**** INPUT FOR THIS TASK

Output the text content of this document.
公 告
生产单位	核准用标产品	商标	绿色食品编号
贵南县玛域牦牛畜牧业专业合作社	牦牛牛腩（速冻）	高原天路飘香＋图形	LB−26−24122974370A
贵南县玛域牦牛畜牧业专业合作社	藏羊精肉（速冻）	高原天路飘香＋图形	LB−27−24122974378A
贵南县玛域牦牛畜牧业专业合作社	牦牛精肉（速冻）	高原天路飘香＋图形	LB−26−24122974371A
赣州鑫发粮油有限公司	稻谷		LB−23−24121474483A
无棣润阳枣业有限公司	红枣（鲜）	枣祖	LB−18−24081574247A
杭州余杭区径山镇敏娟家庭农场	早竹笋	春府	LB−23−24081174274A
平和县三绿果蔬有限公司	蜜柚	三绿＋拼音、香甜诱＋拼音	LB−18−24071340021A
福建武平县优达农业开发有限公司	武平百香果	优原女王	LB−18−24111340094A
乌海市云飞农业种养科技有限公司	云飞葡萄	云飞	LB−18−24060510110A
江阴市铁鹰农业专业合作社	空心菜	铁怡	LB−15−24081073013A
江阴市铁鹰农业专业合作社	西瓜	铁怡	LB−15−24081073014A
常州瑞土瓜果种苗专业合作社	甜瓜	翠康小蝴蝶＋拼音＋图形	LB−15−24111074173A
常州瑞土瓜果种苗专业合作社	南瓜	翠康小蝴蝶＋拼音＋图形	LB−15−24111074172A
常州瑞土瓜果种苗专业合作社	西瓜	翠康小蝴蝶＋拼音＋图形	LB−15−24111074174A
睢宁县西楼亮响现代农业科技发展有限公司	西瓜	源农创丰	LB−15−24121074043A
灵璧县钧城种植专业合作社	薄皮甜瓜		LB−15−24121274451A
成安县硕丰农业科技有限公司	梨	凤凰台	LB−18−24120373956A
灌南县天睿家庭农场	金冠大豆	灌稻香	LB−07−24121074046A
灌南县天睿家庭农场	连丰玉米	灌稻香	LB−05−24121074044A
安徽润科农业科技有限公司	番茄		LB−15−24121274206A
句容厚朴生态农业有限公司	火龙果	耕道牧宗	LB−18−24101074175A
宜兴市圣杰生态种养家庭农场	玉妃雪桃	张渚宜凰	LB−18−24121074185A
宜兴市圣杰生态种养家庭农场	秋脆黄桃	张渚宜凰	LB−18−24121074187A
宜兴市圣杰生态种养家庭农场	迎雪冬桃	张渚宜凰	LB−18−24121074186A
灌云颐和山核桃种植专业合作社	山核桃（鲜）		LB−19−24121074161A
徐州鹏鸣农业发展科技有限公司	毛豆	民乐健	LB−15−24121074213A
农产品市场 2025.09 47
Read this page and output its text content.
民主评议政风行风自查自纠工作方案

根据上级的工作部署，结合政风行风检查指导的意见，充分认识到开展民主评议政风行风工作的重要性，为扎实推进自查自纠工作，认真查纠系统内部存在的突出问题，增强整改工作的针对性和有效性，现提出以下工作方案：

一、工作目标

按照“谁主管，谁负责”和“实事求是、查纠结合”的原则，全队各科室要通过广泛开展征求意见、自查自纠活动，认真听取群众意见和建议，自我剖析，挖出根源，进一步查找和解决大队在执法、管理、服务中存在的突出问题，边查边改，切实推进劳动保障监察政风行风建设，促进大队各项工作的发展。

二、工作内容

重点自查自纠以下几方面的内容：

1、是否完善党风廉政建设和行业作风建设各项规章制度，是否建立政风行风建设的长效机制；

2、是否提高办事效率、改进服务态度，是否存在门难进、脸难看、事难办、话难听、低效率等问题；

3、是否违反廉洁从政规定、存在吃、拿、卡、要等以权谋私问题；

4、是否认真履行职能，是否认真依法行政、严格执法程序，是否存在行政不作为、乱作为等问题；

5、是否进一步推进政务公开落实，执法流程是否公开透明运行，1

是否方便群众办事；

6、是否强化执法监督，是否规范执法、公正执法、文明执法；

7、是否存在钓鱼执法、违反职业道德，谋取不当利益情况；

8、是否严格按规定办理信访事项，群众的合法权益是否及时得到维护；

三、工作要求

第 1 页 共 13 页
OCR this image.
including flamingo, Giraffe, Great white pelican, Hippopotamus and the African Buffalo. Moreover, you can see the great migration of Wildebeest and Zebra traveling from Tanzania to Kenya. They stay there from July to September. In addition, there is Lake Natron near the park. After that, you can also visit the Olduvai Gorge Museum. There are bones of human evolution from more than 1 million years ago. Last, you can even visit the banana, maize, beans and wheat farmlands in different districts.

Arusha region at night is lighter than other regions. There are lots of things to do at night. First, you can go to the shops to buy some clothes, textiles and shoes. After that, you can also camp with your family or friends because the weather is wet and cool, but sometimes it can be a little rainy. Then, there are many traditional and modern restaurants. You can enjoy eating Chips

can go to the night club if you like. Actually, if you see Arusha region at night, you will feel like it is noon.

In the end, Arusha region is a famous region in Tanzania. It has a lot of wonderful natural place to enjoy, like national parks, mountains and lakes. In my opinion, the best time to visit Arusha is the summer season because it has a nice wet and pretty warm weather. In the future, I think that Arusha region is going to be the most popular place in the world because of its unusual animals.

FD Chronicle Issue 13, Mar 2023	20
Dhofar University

********

What is the number of lines in the listing that contain the string "content"? Reply with that number alone.

2